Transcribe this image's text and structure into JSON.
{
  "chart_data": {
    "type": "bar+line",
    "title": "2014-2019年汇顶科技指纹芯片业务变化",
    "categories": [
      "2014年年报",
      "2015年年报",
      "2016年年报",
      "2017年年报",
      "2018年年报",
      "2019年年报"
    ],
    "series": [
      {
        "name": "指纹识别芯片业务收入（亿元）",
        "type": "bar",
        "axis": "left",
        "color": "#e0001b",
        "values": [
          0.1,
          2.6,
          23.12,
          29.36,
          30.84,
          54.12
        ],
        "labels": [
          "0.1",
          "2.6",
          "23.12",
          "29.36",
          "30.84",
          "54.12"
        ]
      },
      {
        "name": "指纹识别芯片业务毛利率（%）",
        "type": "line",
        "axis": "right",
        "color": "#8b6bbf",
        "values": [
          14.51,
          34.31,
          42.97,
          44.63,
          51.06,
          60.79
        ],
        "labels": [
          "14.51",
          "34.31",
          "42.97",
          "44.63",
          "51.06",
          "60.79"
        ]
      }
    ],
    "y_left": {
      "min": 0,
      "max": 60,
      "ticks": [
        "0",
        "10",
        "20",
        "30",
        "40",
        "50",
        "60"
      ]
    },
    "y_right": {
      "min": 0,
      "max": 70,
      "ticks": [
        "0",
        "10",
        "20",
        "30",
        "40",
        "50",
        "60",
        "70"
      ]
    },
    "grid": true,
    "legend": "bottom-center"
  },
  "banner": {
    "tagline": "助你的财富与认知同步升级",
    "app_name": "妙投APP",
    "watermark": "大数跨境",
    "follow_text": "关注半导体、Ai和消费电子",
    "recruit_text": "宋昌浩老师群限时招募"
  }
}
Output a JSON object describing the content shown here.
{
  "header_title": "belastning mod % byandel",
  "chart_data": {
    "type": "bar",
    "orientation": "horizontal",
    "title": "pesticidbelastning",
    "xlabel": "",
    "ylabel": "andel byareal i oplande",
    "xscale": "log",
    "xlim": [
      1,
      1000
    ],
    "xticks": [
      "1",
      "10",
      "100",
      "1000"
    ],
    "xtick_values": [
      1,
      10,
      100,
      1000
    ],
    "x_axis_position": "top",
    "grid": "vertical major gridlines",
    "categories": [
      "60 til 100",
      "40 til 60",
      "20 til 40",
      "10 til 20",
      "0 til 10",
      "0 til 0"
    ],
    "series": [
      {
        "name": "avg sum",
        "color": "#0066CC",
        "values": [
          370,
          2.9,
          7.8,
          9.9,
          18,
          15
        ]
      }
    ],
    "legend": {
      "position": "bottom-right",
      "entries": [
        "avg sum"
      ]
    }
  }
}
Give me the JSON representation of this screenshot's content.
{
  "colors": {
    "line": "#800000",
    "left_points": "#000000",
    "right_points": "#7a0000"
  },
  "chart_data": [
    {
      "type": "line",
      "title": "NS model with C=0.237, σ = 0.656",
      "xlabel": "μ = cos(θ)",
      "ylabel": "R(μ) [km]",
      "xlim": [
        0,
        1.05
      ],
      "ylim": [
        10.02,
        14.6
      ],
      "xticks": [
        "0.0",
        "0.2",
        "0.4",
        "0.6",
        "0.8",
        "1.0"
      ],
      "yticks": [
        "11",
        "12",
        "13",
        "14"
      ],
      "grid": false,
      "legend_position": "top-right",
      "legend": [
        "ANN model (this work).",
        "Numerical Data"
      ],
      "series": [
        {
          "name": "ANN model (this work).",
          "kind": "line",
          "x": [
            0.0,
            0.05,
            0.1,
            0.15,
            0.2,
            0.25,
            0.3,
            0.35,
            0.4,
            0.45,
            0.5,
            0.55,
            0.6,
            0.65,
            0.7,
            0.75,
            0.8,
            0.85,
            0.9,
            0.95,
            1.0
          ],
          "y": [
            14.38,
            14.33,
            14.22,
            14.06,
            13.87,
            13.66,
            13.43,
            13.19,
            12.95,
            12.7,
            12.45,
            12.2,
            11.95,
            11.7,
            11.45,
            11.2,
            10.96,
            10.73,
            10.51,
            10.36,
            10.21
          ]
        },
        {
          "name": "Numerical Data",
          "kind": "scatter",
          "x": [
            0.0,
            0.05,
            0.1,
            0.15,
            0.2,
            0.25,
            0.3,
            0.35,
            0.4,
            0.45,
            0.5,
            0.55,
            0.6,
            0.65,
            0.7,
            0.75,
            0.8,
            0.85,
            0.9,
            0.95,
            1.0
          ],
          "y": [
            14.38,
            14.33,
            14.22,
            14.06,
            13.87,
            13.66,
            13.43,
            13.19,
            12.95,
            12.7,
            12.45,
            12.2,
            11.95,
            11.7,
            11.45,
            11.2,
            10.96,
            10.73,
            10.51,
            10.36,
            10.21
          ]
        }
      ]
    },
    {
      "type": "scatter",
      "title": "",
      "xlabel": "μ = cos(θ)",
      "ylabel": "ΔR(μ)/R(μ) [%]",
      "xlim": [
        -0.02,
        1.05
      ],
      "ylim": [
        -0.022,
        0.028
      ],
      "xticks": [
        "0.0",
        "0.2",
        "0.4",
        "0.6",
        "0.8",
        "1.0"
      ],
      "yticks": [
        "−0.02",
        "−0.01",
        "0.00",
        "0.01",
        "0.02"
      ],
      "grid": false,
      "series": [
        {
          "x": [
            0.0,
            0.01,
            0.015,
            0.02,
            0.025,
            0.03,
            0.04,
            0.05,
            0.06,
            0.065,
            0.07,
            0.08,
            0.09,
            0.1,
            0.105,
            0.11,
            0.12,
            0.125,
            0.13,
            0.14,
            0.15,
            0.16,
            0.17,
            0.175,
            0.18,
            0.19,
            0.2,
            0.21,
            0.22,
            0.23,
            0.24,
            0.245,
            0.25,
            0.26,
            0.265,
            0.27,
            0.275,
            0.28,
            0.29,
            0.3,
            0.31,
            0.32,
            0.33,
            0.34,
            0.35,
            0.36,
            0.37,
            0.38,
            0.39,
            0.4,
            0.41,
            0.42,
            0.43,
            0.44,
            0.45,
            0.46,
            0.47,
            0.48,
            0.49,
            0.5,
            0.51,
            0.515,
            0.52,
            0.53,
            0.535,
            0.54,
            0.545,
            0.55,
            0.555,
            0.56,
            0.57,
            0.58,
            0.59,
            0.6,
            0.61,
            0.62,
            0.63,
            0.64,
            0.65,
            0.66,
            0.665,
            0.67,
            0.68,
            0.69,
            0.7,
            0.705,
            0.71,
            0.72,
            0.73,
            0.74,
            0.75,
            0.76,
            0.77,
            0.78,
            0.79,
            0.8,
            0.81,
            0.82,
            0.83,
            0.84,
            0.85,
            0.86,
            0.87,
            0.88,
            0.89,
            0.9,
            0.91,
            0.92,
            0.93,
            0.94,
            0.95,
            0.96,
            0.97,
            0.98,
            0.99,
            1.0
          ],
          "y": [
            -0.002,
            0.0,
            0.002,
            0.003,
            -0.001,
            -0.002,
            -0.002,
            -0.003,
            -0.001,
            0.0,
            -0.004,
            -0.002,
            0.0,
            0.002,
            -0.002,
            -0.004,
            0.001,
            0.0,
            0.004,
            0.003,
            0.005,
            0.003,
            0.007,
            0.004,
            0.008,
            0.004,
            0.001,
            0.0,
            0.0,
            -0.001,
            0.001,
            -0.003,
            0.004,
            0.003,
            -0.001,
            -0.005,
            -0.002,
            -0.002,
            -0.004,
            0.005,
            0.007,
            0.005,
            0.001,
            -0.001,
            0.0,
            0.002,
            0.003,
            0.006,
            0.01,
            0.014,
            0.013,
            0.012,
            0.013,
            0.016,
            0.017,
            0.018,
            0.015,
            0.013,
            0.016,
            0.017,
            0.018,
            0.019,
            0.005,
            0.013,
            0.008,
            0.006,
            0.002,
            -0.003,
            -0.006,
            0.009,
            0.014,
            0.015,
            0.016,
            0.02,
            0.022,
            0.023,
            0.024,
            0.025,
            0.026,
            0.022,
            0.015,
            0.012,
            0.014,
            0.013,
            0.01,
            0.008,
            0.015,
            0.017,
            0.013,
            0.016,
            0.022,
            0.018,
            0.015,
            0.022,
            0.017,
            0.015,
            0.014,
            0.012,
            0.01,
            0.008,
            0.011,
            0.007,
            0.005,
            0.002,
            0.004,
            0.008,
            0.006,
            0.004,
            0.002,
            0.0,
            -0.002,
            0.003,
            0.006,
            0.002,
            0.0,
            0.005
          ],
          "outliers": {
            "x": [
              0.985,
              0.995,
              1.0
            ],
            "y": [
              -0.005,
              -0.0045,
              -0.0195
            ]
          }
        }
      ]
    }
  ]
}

—————

— WORK TO DO —
Exactly how many lines of the material contain the word "grid"? Write the number alone.

— OUTPUT BELOW —
4